La «bella época» del imperialismo desembocó en la horrorosa guerra mundial de 1914–1918. Pero en 1917 cayó el régimen zarista en la quebrantada Rusia, y el país entró en revolución.

 

El Partido Obrero Socialdemócrata ruso (bolchevique) –dirigido por Vladimir I. Lenin y opuesto a la posición de la II Internacional–, pasó a llamarse Partido Comunista, asumió una estrategia revolucionaria ante la crisis y en noviembre logró tomar el poder y convertir aquel proceso en una revolución anticapitalista.

 

El bolchevismo desplegó una gigantesca labor práctica y teórica que transformó o creó un gran número de instituciones y relaciones sociales a favor de los pueblos de la Rusia Soviética –URSS desde 1922–, y multiplicó las capacidades humanas y políticas de millones de personas.
---+---
Ejercicio breve 1:
En el fragmento sobre la Revolución rusa, ¿desde qué año la Rusia Soviética pasó a llamarse URSS?
Ejercicio breve 2:
Traduce al inglés esta oración del fragmento sobre la Revolución rusa: «Pero en 1917 cayó el régimen zarista en la quebrantada Rusia, y el país entró en revolución.»

Entradas suministradas:
---+---
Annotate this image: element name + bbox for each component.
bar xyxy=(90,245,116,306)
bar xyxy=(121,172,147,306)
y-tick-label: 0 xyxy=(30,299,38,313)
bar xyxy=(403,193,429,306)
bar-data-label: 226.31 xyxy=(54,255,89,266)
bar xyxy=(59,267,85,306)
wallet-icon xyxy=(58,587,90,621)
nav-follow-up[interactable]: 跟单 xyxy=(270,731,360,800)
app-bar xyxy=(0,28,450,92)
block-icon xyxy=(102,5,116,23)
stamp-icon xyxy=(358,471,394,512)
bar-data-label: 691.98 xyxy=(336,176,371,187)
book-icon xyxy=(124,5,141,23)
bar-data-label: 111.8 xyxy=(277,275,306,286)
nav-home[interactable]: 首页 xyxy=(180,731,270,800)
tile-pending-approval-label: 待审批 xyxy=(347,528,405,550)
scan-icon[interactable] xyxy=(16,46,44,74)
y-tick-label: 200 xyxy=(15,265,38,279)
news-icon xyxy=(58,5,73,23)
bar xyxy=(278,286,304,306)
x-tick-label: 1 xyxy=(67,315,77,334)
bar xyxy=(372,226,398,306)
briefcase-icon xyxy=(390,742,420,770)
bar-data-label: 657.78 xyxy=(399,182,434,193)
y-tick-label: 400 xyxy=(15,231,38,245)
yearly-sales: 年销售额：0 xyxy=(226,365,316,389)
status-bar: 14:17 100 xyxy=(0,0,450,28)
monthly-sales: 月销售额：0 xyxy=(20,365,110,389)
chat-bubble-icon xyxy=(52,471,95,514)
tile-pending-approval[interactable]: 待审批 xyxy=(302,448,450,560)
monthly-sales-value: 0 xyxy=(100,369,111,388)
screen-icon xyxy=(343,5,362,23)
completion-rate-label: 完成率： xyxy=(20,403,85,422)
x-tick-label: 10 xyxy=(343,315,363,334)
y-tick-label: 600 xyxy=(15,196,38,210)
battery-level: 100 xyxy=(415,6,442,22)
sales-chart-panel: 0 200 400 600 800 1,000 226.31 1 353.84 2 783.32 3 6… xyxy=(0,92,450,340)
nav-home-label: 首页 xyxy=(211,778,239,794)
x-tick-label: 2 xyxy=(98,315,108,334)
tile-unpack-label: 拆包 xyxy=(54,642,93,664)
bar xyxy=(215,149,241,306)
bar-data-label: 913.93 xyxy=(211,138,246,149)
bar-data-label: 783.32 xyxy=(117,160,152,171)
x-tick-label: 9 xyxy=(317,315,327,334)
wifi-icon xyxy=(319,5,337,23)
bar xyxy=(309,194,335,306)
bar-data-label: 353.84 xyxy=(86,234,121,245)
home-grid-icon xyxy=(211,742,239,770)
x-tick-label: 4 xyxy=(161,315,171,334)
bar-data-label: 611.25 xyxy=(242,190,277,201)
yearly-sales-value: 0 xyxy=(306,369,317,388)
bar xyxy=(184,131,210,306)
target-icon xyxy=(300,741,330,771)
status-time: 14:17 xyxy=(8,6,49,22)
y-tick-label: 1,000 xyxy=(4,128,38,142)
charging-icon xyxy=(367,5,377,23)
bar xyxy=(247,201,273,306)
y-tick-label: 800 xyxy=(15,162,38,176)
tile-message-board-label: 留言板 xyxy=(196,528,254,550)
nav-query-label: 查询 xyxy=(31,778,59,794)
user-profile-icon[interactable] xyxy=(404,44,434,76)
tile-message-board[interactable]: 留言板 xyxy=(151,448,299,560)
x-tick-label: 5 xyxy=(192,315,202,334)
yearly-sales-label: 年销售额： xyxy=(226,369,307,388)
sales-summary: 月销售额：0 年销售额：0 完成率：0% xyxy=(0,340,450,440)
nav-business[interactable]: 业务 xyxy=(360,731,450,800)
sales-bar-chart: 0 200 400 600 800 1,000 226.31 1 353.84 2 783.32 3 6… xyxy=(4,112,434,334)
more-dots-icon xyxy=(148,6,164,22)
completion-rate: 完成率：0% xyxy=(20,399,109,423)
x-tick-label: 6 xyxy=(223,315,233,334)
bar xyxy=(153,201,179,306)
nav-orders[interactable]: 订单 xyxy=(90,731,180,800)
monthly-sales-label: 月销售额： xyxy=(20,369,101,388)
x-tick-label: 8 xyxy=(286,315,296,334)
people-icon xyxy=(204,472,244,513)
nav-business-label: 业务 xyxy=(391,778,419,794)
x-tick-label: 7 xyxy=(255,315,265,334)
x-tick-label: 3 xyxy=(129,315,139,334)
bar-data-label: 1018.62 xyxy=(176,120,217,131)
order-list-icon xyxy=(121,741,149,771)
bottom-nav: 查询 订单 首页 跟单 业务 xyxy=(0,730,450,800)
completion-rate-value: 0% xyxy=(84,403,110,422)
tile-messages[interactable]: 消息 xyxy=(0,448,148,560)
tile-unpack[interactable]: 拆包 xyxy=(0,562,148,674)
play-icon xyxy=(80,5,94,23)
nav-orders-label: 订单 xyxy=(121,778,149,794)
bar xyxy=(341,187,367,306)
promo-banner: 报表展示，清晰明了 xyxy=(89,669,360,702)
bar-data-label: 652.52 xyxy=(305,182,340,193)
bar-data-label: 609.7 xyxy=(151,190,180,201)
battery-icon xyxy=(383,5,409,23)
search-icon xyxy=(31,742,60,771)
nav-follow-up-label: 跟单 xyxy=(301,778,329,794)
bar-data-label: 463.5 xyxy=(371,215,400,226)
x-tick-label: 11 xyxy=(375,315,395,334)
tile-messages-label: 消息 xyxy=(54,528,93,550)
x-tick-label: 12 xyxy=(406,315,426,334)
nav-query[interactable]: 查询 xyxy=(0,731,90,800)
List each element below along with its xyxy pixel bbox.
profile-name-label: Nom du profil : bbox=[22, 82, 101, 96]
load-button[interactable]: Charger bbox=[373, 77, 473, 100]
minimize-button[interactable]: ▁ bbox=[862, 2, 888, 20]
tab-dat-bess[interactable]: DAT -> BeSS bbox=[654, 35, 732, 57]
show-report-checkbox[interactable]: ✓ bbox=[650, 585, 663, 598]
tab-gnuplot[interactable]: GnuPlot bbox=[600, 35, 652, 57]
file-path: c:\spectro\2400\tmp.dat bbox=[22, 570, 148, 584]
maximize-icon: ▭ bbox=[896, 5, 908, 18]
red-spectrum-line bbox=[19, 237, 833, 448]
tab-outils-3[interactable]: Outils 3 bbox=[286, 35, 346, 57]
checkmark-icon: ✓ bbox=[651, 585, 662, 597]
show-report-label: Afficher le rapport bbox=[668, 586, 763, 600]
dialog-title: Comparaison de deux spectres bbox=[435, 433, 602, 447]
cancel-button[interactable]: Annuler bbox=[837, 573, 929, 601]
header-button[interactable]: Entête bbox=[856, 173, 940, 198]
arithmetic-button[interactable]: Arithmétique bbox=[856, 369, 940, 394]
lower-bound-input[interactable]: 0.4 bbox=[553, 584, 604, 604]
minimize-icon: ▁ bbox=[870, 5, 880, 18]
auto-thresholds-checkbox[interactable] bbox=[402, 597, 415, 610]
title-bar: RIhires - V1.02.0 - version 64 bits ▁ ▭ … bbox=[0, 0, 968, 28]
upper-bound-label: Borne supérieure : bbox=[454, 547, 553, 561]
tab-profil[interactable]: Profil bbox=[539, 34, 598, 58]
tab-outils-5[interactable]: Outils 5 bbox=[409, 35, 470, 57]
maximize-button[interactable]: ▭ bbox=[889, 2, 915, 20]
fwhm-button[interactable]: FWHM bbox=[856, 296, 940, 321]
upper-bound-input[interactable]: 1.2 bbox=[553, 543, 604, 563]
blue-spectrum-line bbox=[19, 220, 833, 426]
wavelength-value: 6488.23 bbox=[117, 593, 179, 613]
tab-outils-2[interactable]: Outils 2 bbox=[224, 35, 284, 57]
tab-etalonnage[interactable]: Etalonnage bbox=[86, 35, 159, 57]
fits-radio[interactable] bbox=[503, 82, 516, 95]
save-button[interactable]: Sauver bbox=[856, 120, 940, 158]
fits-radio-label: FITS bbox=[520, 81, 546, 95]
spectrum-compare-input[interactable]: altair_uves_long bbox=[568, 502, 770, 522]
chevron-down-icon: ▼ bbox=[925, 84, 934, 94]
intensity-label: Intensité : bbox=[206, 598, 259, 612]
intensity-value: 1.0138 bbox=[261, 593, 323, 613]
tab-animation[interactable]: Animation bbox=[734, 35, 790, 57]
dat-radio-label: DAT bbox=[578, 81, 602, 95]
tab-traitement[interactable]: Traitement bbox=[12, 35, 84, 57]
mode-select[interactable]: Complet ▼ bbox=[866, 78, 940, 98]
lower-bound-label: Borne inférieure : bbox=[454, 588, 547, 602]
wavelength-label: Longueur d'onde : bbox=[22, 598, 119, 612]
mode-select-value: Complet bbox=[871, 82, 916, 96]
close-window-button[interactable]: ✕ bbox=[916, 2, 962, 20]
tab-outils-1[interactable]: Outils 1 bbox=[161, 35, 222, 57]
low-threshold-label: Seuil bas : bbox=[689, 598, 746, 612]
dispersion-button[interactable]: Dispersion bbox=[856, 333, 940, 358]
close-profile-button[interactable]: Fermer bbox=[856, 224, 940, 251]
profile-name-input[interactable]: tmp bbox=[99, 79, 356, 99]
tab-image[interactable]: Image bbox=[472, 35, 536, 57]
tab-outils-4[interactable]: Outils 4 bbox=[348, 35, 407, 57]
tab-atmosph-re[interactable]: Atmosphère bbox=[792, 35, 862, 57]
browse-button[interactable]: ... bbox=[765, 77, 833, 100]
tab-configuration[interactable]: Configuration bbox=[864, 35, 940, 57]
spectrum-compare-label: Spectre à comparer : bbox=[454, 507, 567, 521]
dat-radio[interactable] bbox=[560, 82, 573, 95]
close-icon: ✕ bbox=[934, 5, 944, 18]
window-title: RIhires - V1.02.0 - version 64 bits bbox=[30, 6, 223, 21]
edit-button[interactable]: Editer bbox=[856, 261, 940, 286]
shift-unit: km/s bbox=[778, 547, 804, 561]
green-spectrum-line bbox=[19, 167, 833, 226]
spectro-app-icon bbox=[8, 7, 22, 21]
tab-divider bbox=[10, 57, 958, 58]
---+---
Respuesta final 1:
Desde 1922.

Respuesta final 2:
But in 1917 the tsarist regime fell in battered Russia, and the country entered into revolution.